From the entries below, please gather each line containing the string "this".

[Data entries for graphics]
* BEGIN *
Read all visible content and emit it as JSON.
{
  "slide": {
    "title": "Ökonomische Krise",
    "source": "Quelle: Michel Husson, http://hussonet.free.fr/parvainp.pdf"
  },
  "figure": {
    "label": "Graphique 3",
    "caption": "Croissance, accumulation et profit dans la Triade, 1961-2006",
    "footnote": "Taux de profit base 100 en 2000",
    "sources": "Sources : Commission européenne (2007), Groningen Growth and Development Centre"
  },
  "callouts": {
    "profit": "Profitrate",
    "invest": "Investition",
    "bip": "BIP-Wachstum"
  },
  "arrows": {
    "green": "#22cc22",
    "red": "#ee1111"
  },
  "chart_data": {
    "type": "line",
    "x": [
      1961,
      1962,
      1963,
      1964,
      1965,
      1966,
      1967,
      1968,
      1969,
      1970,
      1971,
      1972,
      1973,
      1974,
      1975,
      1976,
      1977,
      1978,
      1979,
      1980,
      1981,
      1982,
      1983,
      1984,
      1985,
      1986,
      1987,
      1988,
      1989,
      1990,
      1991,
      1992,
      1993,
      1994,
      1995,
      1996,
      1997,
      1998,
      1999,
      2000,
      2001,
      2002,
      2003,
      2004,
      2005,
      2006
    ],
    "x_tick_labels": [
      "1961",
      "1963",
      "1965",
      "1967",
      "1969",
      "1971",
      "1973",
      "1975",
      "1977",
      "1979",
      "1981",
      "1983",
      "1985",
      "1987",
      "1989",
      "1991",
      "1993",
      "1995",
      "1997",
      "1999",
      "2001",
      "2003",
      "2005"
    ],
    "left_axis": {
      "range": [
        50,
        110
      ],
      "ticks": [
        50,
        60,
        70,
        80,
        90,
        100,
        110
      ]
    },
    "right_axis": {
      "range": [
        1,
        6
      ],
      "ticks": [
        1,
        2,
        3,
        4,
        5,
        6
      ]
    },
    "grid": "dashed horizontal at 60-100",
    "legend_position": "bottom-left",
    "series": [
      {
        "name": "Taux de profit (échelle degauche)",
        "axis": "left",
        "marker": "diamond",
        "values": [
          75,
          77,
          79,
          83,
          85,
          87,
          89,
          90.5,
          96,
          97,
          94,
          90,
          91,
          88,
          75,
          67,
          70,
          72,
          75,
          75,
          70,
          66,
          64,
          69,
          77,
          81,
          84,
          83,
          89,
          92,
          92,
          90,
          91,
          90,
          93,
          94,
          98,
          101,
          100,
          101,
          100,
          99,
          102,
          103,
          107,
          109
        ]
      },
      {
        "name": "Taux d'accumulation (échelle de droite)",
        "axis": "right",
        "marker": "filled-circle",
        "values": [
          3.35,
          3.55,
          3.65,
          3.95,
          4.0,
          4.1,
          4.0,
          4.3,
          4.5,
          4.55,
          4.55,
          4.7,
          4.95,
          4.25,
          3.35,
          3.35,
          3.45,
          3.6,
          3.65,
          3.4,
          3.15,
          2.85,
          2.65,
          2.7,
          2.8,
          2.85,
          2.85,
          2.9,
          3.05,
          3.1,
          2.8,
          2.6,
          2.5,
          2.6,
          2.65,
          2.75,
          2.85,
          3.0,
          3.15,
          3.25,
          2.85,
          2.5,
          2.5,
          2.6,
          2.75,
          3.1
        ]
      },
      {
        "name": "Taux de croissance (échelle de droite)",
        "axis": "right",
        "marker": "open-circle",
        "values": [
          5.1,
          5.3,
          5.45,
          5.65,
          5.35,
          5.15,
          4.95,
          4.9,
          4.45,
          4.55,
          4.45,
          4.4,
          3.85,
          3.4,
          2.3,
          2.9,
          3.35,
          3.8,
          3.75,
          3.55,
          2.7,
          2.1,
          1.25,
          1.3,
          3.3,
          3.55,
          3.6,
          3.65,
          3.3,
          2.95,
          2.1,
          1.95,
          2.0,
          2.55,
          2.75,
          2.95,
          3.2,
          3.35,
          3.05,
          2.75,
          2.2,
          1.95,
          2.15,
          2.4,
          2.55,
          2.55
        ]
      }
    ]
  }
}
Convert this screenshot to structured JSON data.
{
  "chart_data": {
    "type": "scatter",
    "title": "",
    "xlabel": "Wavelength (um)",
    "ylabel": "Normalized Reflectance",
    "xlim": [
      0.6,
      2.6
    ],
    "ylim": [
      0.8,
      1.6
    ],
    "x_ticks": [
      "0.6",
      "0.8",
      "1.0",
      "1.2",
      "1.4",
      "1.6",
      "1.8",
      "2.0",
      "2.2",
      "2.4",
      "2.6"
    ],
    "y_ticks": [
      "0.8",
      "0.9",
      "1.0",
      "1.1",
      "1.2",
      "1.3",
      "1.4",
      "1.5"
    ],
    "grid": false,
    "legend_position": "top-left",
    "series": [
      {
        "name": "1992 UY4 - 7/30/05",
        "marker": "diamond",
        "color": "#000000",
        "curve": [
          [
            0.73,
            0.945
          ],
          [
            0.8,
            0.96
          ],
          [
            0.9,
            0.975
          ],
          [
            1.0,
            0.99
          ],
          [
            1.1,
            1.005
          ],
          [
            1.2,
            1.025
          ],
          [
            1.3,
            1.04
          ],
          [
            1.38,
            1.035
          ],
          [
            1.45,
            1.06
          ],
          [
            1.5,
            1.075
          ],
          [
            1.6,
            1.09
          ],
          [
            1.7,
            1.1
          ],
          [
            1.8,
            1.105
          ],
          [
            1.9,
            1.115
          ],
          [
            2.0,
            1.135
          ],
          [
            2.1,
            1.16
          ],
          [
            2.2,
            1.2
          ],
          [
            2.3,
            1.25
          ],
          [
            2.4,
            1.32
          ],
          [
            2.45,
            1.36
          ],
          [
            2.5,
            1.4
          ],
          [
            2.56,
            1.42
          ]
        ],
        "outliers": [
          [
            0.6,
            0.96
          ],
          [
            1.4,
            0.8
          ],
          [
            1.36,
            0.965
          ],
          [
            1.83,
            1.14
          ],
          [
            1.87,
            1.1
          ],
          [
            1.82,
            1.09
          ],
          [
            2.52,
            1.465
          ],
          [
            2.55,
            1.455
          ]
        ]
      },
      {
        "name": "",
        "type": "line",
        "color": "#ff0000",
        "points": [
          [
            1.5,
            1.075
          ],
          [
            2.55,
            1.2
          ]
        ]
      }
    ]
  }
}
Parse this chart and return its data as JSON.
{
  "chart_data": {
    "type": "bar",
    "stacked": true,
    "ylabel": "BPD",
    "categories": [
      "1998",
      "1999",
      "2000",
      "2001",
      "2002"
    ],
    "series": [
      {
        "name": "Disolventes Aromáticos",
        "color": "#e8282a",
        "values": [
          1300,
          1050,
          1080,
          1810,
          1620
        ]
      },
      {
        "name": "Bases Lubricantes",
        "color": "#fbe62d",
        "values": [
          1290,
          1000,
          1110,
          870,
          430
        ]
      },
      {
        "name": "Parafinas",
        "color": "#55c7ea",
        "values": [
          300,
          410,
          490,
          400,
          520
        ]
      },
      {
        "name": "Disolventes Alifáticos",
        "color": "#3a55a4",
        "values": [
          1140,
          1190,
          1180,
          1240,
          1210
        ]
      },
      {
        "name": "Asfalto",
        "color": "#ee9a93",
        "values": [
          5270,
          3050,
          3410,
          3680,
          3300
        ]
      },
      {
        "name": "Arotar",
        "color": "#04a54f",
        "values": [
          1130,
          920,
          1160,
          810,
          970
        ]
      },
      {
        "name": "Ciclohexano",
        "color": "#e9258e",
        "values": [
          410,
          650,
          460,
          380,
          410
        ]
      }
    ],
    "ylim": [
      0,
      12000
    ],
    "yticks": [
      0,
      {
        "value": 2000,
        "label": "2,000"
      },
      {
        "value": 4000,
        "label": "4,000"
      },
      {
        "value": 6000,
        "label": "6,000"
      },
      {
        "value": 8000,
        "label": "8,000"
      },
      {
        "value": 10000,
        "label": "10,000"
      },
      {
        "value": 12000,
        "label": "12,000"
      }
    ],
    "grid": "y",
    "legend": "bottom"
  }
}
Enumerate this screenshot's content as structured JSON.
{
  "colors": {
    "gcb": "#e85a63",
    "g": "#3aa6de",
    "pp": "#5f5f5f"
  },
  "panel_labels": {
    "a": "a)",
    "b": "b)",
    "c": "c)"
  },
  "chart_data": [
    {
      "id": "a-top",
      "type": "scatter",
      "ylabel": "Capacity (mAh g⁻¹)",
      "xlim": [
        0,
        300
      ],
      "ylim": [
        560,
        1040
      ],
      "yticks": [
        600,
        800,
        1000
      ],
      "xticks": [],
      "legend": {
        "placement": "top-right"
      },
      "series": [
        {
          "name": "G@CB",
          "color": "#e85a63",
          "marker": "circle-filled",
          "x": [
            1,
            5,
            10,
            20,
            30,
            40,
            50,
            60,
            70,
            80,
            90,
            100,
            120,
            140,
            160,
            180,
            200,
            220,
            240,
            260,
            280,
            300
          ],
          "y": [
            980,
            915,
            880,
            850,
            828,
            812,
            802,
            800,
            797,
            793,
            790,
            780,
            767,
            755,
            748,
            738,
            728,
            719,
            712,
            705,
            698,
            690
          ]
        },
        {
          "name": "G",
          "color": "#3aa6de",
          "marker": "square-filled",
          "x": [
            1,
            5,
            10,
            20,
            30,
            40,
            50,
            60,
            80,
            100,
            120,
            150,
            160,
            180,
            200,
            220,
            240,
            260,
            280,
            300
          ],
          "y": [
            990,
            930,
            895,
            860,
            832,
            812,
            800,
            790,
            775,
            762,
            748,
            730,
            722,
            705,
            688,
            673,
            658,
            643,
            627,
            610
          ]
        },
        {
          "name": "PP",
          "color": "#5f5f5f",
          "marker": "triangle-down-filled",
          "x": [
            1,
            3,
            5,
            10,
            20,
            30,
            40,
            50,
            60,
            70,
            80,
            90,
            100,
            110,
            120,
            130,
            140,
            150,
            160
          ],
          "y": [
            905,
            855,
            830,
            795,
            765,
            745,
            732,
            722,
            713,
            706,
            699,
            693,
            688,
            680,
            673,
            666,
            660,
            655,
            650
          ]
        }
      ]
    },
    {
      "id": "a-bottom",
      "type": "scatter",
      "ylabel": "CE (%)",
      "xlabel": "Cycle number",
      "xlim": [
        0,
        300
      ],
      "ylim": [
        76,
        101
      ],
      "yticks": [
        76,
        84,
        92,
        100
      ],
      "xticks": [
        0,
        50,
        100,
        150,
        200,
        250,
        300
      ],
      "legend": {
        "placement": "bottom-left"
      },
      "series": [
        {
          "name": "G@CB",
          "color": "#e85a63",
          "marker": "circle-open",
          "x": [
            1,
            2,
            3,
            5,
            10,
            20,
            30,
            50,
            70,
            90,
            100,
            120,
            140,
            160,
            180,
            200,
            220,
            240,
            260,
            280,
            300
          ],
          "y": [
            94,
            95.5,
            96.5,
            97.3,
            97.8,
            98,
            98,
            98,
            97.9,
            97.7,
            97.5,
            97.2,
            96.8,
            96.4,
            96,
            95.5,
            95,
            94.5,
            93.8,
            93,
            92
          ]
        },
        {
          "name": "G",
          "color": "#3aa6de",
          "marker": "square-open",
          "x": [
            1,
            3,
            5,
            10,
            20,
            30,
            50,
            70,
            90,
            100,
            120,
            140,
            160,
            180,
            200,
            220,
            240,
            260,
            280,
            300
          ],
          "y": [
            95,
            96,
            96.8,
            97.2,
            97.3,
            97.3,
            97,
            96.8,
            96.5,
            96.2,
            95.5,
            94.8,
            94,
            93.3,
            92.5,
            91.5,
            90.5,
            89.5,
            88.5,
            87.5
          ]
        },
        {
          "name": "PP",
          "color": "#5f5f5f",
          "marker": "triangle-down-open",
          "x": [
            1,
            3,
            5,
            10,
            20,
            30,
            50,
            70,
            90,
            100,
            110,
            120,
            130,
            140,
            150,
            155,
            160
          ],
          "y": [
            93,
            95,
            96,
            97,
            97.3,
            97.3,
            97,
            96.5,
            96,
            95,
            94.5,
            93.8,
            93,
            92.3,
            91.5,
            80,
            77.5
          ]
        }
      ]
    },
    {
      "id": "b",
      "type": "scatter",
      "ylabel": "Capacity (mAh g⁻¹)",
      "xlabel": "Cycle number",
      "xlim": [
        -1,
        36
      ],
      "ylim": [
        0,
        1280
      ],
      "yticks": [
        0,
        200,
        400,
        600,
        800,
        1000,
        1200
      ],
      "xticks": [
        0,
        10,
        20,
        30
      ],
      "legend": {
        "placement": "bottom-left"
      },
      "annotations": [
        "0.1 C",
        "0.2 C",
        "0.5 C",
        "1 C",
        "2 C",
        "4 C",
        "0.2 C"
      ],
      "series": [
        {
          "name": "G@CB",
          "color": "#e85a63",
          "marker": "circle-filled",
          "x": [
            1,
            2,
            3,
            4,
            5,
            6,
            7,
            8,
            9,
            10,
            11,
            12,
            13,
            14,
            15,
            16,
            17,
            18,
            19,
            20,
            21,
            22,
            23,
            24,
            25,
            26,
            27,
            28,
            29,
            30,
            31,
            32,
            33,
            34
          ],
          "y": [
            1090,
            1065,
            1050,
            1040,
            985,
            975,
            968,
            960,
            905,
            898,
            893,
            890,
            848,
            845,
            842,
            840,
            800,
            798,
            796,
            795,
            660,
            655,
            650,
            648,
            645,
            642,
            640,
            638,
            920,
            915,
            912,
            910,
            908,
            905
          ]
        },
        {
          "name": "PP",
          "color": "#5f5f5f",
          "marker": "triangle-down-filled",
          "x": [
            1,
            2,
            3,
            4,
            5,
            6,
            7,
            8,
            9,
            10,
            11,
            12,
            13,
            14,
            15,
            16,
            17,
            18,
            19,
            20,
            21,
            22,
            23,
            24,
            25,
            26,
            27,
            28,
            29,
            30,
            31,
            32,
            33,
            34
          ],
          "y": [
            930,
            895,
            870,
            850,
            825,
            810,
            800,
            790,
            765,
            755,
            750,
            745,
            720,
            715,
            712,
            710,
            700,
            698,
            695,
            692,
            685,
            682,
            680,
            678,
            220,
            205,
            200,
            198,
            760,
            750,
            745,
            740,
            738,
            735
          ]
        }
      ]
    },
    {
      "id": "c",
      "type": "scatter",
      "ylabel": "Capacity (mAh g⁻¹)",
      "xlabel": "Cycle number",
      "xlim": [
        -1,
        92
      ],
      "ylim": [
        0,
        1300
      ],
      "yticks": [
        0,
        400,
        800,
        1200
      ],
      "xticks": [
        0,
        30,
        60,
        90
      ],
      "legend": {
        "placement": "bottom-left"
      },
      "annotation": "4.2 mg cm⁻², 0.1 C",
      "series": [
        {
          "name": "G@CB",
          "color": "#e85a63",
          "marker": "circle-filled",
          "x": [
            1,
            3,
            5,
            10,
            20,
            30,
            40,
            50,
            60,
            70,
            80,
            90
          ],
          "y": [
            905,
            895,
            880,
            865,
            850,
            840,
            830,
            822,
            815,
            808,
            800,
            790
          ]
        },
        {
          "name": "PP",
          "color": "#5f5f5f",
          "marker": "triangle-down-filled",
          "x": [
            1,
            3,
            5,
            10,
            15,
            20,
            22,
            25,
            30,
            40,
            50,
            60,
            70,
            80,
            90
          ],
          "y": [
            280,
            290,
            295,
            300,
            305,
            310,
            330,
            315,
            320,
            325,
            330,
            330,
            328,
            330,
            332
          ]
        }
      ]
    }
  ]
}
* END *
EXERCISE RESULT:
Convert this screenshot to structured JSON data.
Parse this chart and return its data as JSON.
Enumerate this screenshot's content as structured JSON.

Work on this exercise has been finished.